Stated problem
Look through the data for the string "value". Copy every line where it is found.

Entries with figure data
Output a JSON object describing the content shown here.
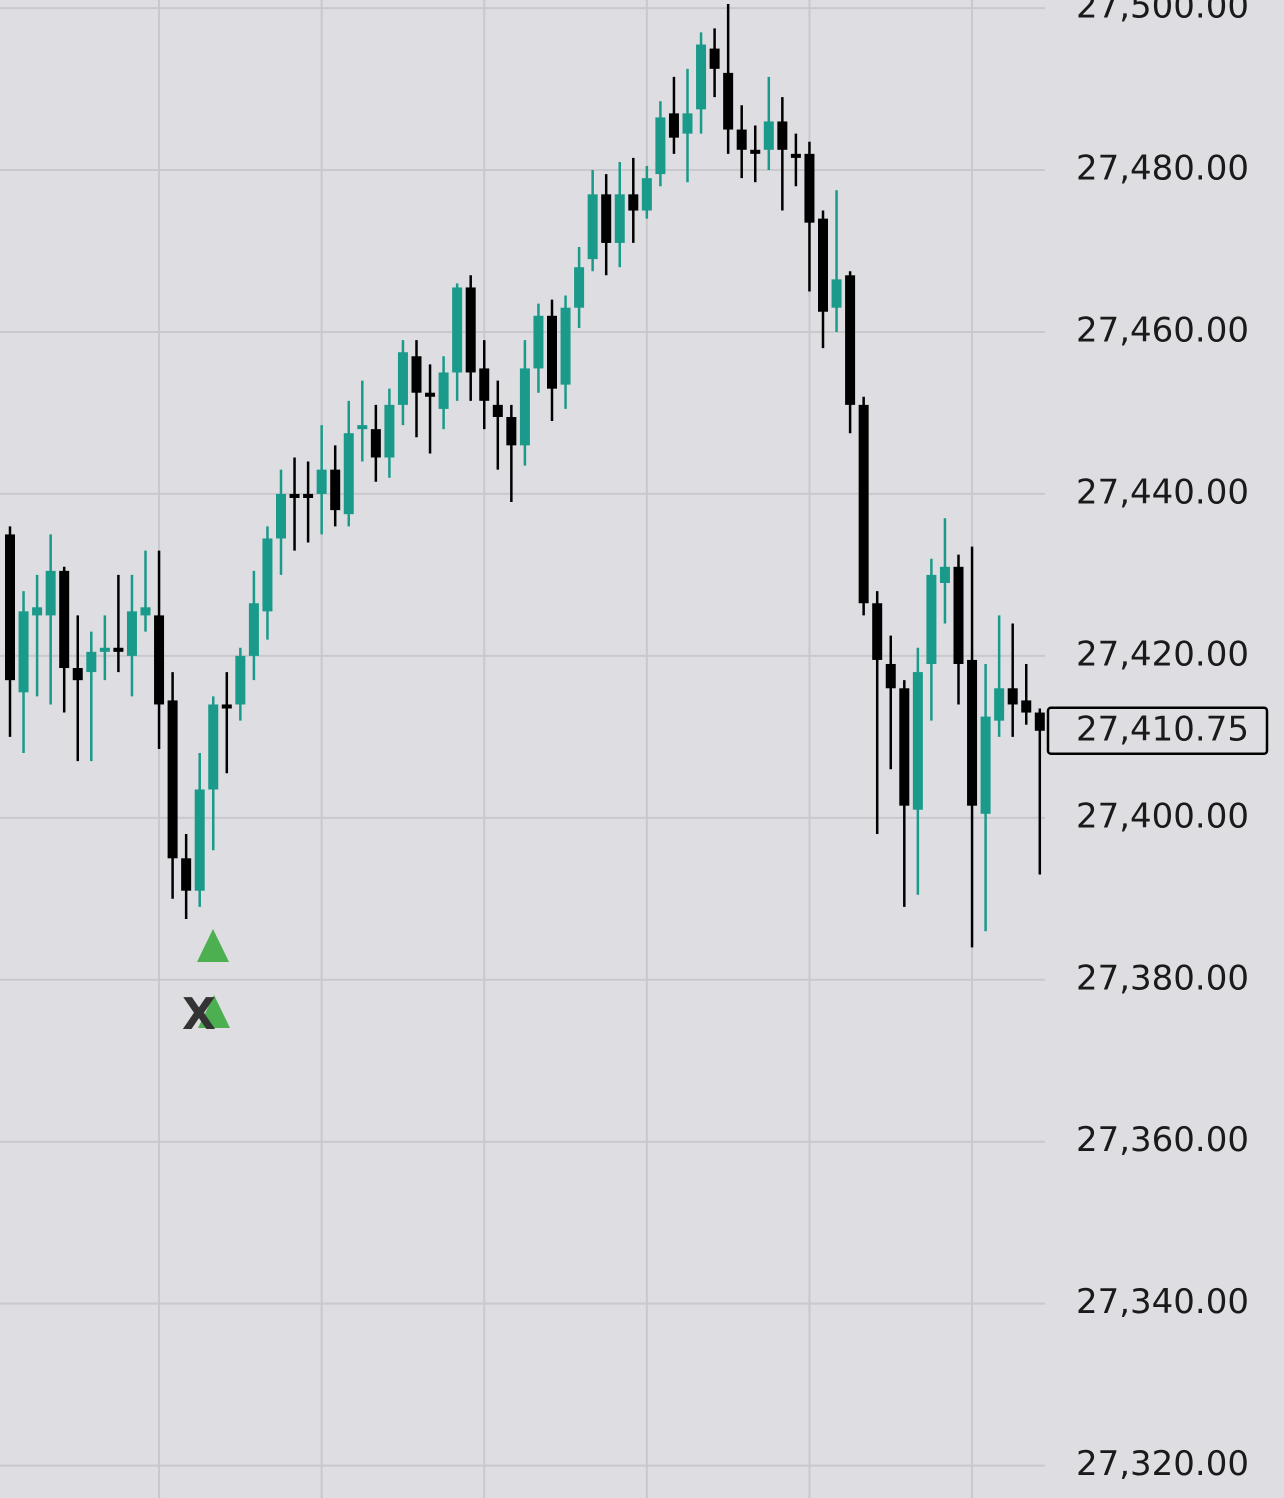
{
  "chart_data": {
    "type": "candlestick",
    "up_color": "#1a9a8a",
    "down_color": "#000000",
    "grid": true,
    "ylim": [
      27316,
      27501
    ],
    "yticks": [
      {
        "value": 27500,
        "label": "27,500.00"
      },
      {
        "value": 27480,
        "label": "27,480.00"
      },
      {
        "value": 27460,
        "label": "27,460.00"
      },
      {
        "value": 27440,
        "label": "27,440.00"
      },
      {
        "value": 27420,
        "label": "27,420.00"
      },
      {
        "value": 27400,
        "label": "27,400.00"
      },
      {
        "value": 27380,
        "label": "27,380.00"
      },
      {
        "value": 27360,
        "label": "27,360.00"
      },
      {
        "value": 27340,
        "label": "27,340.00"
      },
      {
        "value": 27320,
        "label": "27,320.00"
      }
    ],
    "current_price": {
      "value": 27410.75,
      "label": "27,410.75"
    },
    "marker_text": "X",
    "open": [
      27435,
      27415.5,
      27425,
      27425,
      27430.5,
      27418.5,
      27418,
      27420.5,
      27421,
      27420,
      27425,
      27425,
      27414.5,
      27395,
      27391,
      27403.5,
      27414,
      27414,
      27420,
      27425.5,
      27434.5,
      27440,
      27440,
      27440,
      27443,
      27437.5,
      27448,
      27448,
      27444.5,
      27451,
      27457,
      27452.5,
      27450.5,
      27455,
      27465.5,
      27455.5,
      27451,
      27449.5,
      27446,
      27455.5,
      27462,
      27453.5,
      27463,
      27469,
      27477,
      27471,
      27477,
      27475,
      27479.5,
      27487,
      27484.5,
      27487.5,
      27495,
      27492,
      27485,
      27482.5,
      27482.5,
      27486,
      27482,
      27482,
      27474,
      27463,
      27467,
      27451,
      27426.5,
      27419,
      27416,
      27401,
      27419,
      27429,
      27431,
      27419.5,
      27400.5,
      27412,
      27416,
      27414.5,
      27413
    ],
    "high": [
      27436,
      27428,
      27430,
      27435,
      27431,
      27425,
      27423,
      27425,
      27430,
      27430,
      27433,
      27433,
      27418,
      27398,
      27408,
      27415,
      27418,
      27421,
      27430.5,
      27436,
      27443,
      27444.5,
      27444,
      27448.5,
      27446,
      27451.5,
      27454,
      27451,
      27453,
      27459,
      27459,
      27456,
      27457,
      27466,
      27467,
      27459,
      27454,
      27451,
      27459,
      27463.5,
      27464,
      27464.5,
      27470.5,
      27480,
      27479.5,
      27481,
      27481.5,
      27480.5,
      27488.5,
      27491.5,
      27492.5,
      27497,
      27497.5,
      27500.5,
      27488,
      27485.5,
      27491.5,
      27489,
      27484.5,
      27483.5,
      27475,
      27477.5,
      27467.5,
      27452,
      27428,
      27422.5,
      27417,
      27421,
      27432,
      27437,
      27432.5,
      27433.5,
      27419,
      27425,
      27424,
      27419,
      27413.5
    ],
    "low": [
      27410,
      27408,
      27415,
      27414,
      27413,
      27407,
      27407,
      27417,
      27418,
      27415,
      27423,
      27408.5,
      27390,
      27387.5,
      27389,
      27396,
      27405.5,
      27412,
      27417,
      27422,
      27430,
      27433,
      27434,
      27435,
      27436,
      27436,
      27444,
      27441.5,
      27442,
      27448.5,
      27447,
      27445,
      27448,
      27451.5,
      27451.5,
      27448,
      27443,
      27439,
      27443.5,
      27452.5,
      27449,
      27450.5,
      27460.5,
      27467.5,
      27467,
      27468,
      27471,
      27474,
      27478,
      27482,
      27478.5,
      27484.5,
      27489,
      27482,
      27479,
      27478.5,
      27480,
      27475,
      27478,
      27465,
      27458,
      27460,
      27447.5,
      27425,
      27398,
      27406,
      27389,
      27390.5,
      27412,
      27424,
      27414,
      27384,
      27386,
      27410,
      27410,
      27411.5,
      27393
    ],
    "close": [
      27417,
      27425.5,
      27426,
      27430.5,
      27418.5,
      27417,
      27420.5,
      27421,
      27420.5,
      27425.5,
      27426,
      27414,
      27395,
      27391,
      27403.5,
      27414,
      27413.5,
      27420,
      27426.5,
      27434.5,
      27440,
      27439.5,
      27439.5,
      27443,
      27438,
      27447.5,
      27448.5,
      27444.5,
      27451,
      27457.5,
      27452.5,
      27452,
      27455,
      27465.5,
      27455,
      27451.5,
      27449.5,
      27446,
      27455.5,
      27462,
      27453,
      27463,
      27468,
      27477,
      27471,
      27477,
      27475,
      27479,
      27486.5,
      27484,
      27487,
      27495.5,
      27492.5,
      27485,
      27482.5,
      27482,
      27486,
      27482.5,
      27481.5,
      27473.5,
      27462.5,
      27466.5,
      27451,
      27426.5,
      27419.5,
      27416,
      27401.5,
      27418,
      27430,
      27431,
      27419,
      27401.5,
      27412.5,
      27416,
      27414,
      27413,
      27410.75
    ]
  }
}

Correct response
        "value": 27500,
        "value": 27480,
        "value": 27460,
        "value": 27440,
        "value": 27420,
        "value": 27400,
        "value": 27380,
        "value": 27360,
        "value": 27340,
        "value": 27320,
      "value": 27410.75,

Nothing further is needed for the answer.